**WHAT IS EXPECTED**
Retype all the entries word for word, but omit the pictures.
* * * * *
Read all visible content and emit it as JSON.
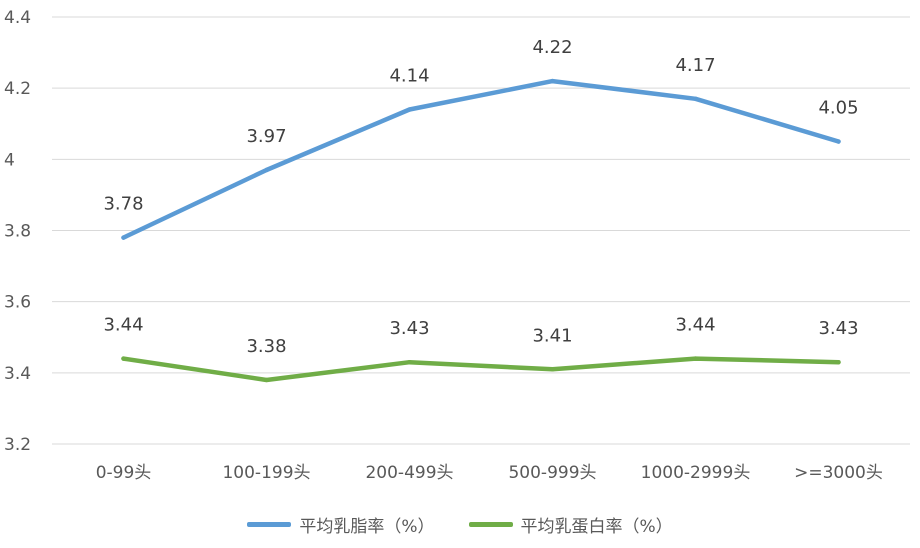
{
  "chart_data": {
    "type": "line",
    "categories": [
      "0-99头",
      "100-199头",
      "200-499头",
      "500-999头",
      "1000-2999头",
      ">=3000头"
    ],
    "series": [
      {
        "name": "平均乳脂率（%）",
        "values": [
          3.78,
          3.97,
          4.14,
          4.22,
          4.17,
          4.05
        ],
        "labels": [
          "3.78",
          "3.97",
          "4.14",
          "4.22",
          "4.17",
          "4.05"
        ],
        "color": "#5b9bd5"
      },
      {
        "name": "平均乳蛋白率（%）",
        "values": [
          3.44,
          3.38,
          3.43,
          3.41,
          3.44,
          3.43
        ],
        "labels": [
          "3.44",
          "3.38",
          "3.43",
          "3.41",
          "3.44",
          "3.43"
        ],
        "color": "#70ad47"
      }
    ],
    "ylim": [
      3.2,
      4.4
    ],
    "yticks": [
      3.2,
      3.4,
      3.6,
      3.8,
      4,
      4.2,
      4.4
    ],
    "ytick_labels": [
      "3.2",
      "3.4",
      "3.6",
      "3.8",
      "4",
      "4.2",
      "4.4"
    ],
    "grid": true,
    "legend_position": "bottom",
    "title": "",
    "xlabel": "",
    "ylabel": ""
  }
}
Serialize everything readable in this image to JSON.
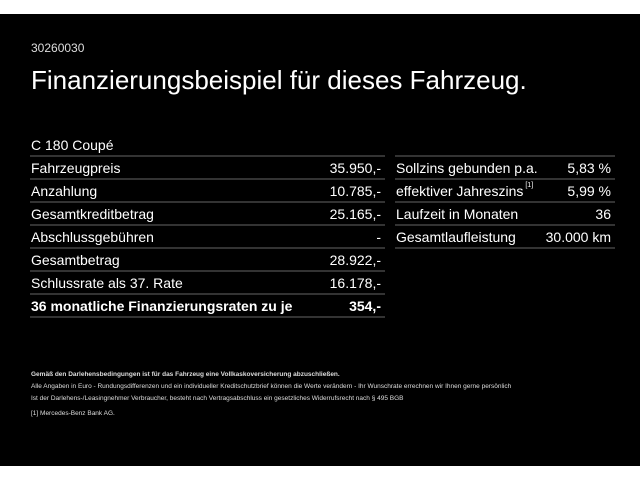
{
  "code": "30260030",
  "title": "Finanzierungsbeispiel für dieses Fahrzeug.",
  "model": "C 180 Coupé",
  "left_table": [
    {
      "label": "Fahrzeugpreis",
      "value": "35.950,-"
    },
    {
      "label": "Anzahlung",
      "value": "10.785,-"
    },
    {
      "label": "Gesamtkreditbetrag",
      "value": "25.165,-"
    },
    {
      "label": "Abschlussgebühren",
      "value": "-"
    },
    {
      "label": "Gesamtbetrag",
      "value": "28.922,-"
    },
    {
      "label": "Schlussrate als 37. Rate",
      "value": "16.178,-"
    },
    {
      "label": "36 monatliche Finanzierungsraten zu je",
      "value": "354,-"
    }
  ],
  "right_table": [
    {
      "label": "Sollzins gebunden p.a.",
      "value": "5,83 %"
    },
    {
      "label": "effektiver Jahreszins",
      "sup": "[1]",
      "value": "5,99 %"
    },
    {
      "label": "Laufzeit in Monaten",
      "value": "36"
    },
    {
      "label": "Gesamtlaufleistung",
      "value": "30.000 km"
    }
  ],
  "notes": {
    "insurance": "Gemäß den Darlehensbedingungen ist für das Fahrzeug eine Vollkaskoversicherung abzuschließen.",
    "line1": "Alle Angaben in Euro - Rundungsdifferenzen und ein individueller Kreditschutzbrief können die Werte verändern - Ihr Wunschrate errechnen wir Ihnen gerne persönlich",
    "line2": "Ist der Darlehens-/Leasingnehmer Verbraucher, besteht nach Vertragsabschluss ein gesetzliches Widerrufsrecht nach § 495 BGB",
    "footnote": "[1]  Mercedes-Benz Bank AG."
  }
}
* * * * *
**RESPONSE**
Read all visible content and emit it as JSON.
{
  "chart_data": {
    "type": "line",
    "categories": [
      "0-99头",
      "100-199头",
      "200-499头",
      "500-999头",
      "1000-2999头",
      ">=3000头"
    ],
    "series": [
      {
        "name": "平均乳脂率（%）",
        "values": [
          3.78,
          3.97,
          4.14,
          4.22,
          4.17,
          4.05
        ],
        "labels": [
          "3.78",
          "3.97",
          "4.14",
          "4.22",
          "4.17",
          "4.05"
        ],
        "color": "#5b9bd5"
      },
      {
        "name": "平均乳蛋白率（%）",
        "values": [
          3.44,
          3.38,
          3.43,
          3.41,
          3.44,
          3.43
        ],
        "labels": [
          "3.44",
          "3.38",
          "3.43",
          "3.41",
          "3.44",
          "3.43"
        ],
        "color": "#70ad47"
      }
    ],
    "ylim": [
      3.2,
      4.4
    ],
    "yticks": [
      3.2,
      3.4,
      3.6,
      3.8,
      4,
      4.2,
      4.4
    ],
    "ytick_labels": [
      "3.2",
      "3.4",
      "3.6",
      "3.8",
      "4",
      "4.2",
      "4.4"
    ],
    "grid": true,
    "legend_position": "bottom",
    "title": "",
    "xlabel": "",
    "ylabel": ""
  }
}
Serialize everything readable in this image to JSON.
{
  "code": "30260030",
  "title": "Finanzierungsbeispiel für dieses Fahrzeug.",
  "model": "C 180 Coupé",
  "left_table": [
    {
      "label": "Fahrzeugpreis",
      "value": "35.950,-"
    },
    {
      "label": "Anzahlung",
      "value": "10.785,-"
    },
    {
      "label": "Gesamtkreditbetrag",
      "value": "25.165,-"
    },
    {
      "label": "Abschlussgebühren",
      "value": "-"
    },
    {
      "label": "Gesamtbetrag",
      "value": "28.922,-"
    },
    {
      "label": "Schlussrate als 37. Rate",
      "value": "16.178,-"
    },
    {
      "label": "36 monatliche Finanzierungsraten zu je",
      "value": "354,-"
    }
  ],
  "right_table": [
    {
      "label": "Sollzins gebunden p.a.",
      "value": "5,83 %"
    },
    {
      "label": "effektiver Jahreszins",
      "sup": "[1]",
      "value": "5,99 %"
    },
    {
      "label": "Laufzeit in Monaten",
      "value": "36"
    },
    {
      "label": "Gesamtlaufleistung",
      "value": "30.000 km"
    }
  ],
  "notes": {
    "insurance": "Gemäß den Darlehensbedingungen ist für das Fahrzeug eine Vollkaskoversicherung abzuschließen.",
    "line1": "Alle Angaben in Euro - Rundungsdifferenzen und ein individueller Kreditschutzbrief können die Werte verändern - Ihr Wunschrate errechnen wir Ihnen gerne persönlich",
    "line2": "Ist der Darlehens-/Leasingnehmer Verbraucher, besteht nach Vertragsabschluss ein gesetzliches Widerrufsrecht nach § 495 BGB",
    "footnote": "[1]  Mercedes-Benz Bank AG."
  }
}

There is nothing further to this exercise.